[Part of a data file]
---

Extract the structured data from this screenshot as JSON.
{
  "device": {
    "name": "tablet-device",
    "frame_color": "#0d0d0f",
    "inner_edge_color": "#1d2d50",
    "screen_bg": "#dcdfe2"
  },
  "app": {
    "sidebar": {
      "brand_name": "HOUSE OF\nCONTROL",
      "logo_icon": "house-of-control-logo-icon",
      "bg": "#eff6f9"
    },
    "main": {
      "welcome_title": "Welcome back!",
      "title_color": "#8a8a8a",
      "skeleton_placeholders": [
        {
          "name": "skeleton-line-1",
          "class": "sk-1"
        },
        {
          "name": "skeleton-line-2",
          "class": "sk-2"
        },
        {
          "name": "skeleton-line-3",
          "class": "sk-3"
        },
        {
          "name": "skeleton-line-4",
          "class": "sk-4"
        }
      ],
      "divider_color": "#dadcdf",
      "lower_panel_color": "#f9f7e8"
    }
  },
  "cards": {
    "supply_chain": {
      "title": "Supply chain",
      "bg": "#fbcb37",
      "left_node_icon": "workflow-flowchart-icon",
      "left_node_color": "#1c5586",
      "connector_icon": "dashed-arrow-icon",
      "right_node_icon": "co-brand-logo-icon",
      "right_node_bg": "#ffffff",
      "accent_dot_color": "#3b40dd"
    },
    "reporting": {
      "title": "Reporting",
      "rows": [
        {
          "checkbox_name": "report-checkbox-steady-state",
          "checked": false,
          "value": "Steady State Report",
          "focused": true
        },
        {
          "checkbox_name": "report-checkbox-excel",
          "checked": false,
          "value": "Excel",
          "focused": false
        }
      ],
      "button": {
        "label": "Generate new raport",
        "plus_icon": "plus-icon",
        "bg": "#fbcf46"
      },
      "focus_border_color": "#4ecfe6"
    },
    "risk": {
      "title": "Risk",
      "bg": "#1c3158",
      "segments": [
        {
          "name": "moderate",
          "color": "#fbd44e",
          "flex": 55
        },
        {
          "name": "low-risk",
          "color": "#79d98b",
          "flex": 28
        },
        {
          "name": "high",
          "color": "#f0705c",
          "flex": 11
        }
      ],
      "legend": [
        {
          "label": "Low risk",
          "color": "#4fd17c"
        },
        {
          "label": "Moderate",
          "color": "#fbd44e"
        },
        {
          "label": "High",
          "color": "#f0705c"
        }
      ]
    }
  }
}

---

▶ STATED EXERCISE
Restate each record exactly as written.

▶ ANSWER
Extract the structured data from this screenshot as JSON.
{
  "device": {
    "name": "tablet-device",
    "frame_color": "#0d0d0f",
    "inner_edge_color": "#1d2d50",
    "screen_bg": "#dcdfe2"
  },
  "app": {
    "sidebar": {
      "brand_name": "HOUSE OF\nCONTROL",
      "logo_icon": "house-of-control-logo-icon",
      "bg": "#eff6f9"
    },
    "main": {
      "welcome_title": "Welcome back!",
      "title_color": "#8a8a8a",
      "skeleton_placeholders": [
        {
          "name": "skeleton-line-1",
          "class": "sk-1"
        },
        {
          "name": "skeleton-line-2",
          "class": "sk-2"
        },
        {
          "name": "skeleton-line-3",
          "class": "sk-3"
        },
        {
          "name": "skeleton-line-4",
          "class": "sk-4"
        }
      ],
      "divider_color": "#dadcdf",
      "lower_panel_color": "#f9f7e8"
    }
  },
  "cards": {
    "supply_chain": {
      "title": "Supply chain",
      "bg": "#fbcb37",
      "left_node_icon": "workflow-flowchart-icon",
      "left_node_color": "#1c5586",
      "connector_icon": "dashed-arrow-icon",
      "right_node_icon": "co-brand-logo-icon",
      "right_node_bg": "#ffffff",
      "accent_dot_color": "#3b40dd"
    },
    "reporting": {
      "title": "Reporting",
      "rows": [
        {
          "checkbox_name": "report-checkbox-steady-state",
          "checked": false,
          "value": "Steady State Report",
          "focused": true
        },
        {
          "checkbox_name": "report-checkbox-excel",
          "checked": false,
          "value": "Excel",
          "focused": false
        }
      ],
      "button": {
        "label": "Generate new raport",
        "plus_icon": "plus-icon",
        "bg": "#fbcf46"
      },
      "focus_border_color": "#4ecfe6"
    },
    "risk": {
      "title": "Risk",
      "bg": "#1c3158",
      "segments": [
        {
          "name": "moderate",
          "color": "#fbd44e",
          "flex": 55
        },
        {
          "name": "low-risk",
          "color": "#79d98b",
          "flex": 28
        },
        {
          "name": "high",
          "color": "#f0705c",
          "flex": 11
        }
      ],
      "legend": [
        {
          "label": "Low risk",
          "color": "#4fd17c"
        },
        {
          "label": "Moderate",
          "color": "#fbd44e"
        },
        {
          "label": "High",
          "color": "#f0705c"
        }
      ]
    }
  }
}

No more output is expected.